Page extract:

____________________

A River Puns Through It (01-16-2011)

Eric and Abbie here.  It’s 2:30 on Sunday afternoon and we’ve already received 42‼ visits to the site.  Well, the masses must be fed, so here we go.  As a reminder, this site does not contain actual answers (except sometimes), but we can recommend Rex Parker Does the NY Times for those of you just looking for answers.  For those of you looking for a good time though, we have way more beer-and-skittles.  So let’s get started on this week’s less than chock-a-block puzzle.

The theme is super easy to understand, but requires obscure knowledge about Asian rivers that only a puzzle creator named Joon Pahk would expect you to know.  This is the NY Times, not the Shanghai paper, fool.  We had eleven mistakes.  Damnit.

____________________

Information supplied:
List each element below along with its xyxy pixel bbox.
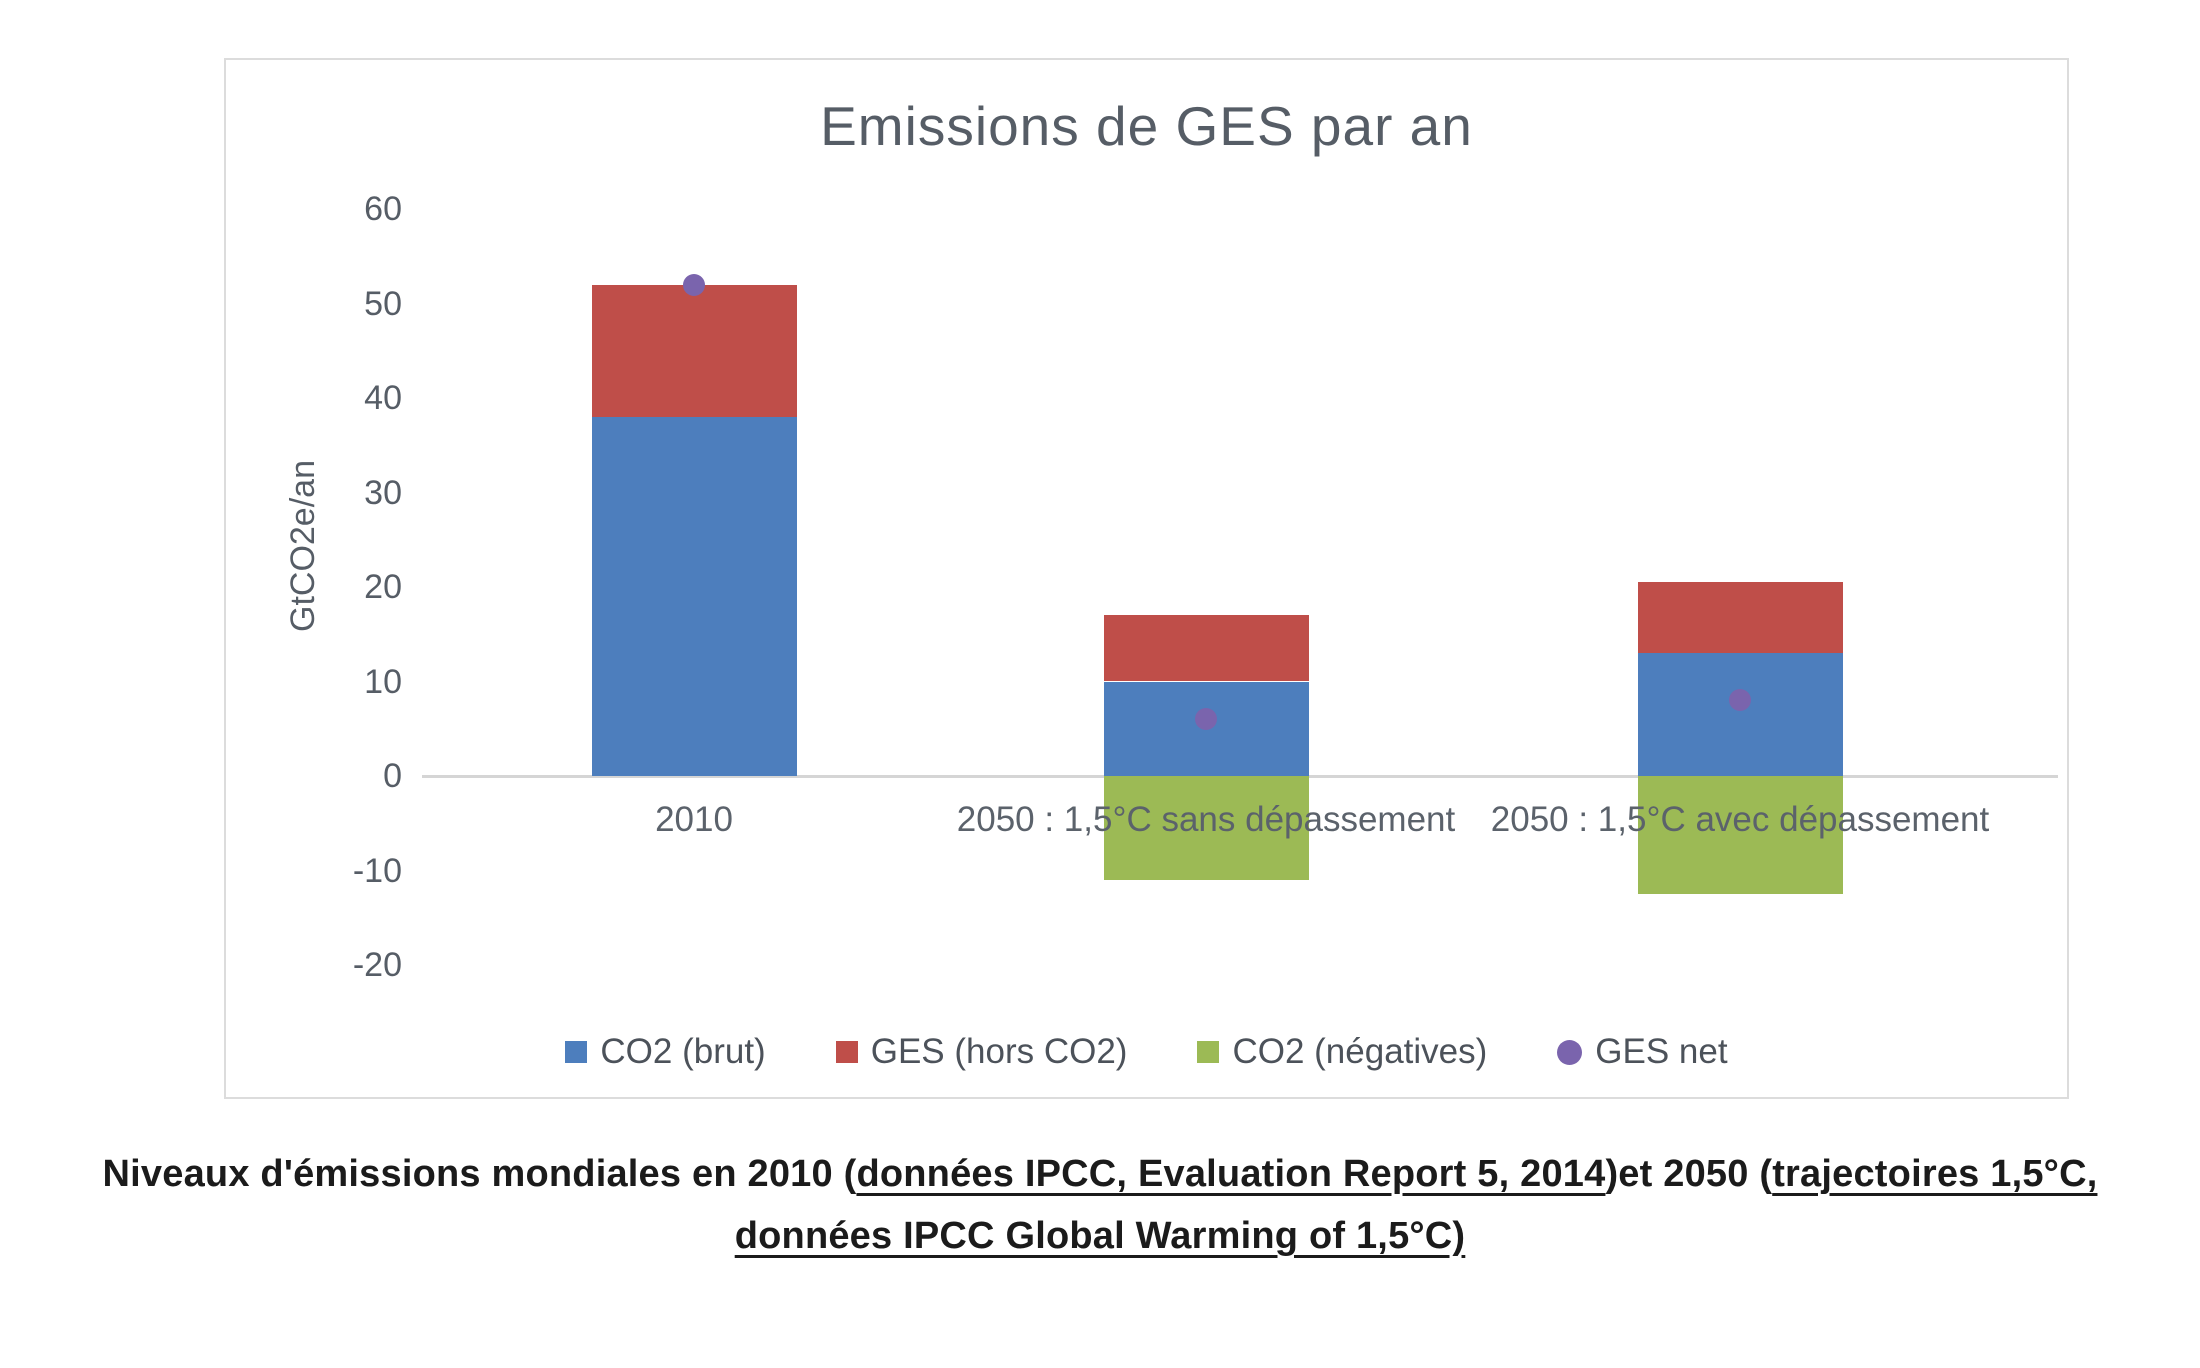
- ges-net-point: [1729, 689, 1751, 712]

____________________

Do this: Please reproduce word for word the passage of the crossword blog post above that opens with the words containing "Eric and Abbie" and closes with "than chock-a-block puzzle.".

Full output:
Eric and Abbie here.  It’s 2:30 on Sunday afternoon and we’ve already received 42‼ visits to the site.  Well, the masses must be fed, so here we go.  As a reminder, this site does not contain actual answers (except sometimes), but we can recommend Rex Parker Does the NY Times for those of you just looking for answers.  For those of you looking for a good time though, we have way more beer-and-skittles.  So let’s get started on this week’s less than chock-a-block puzzle.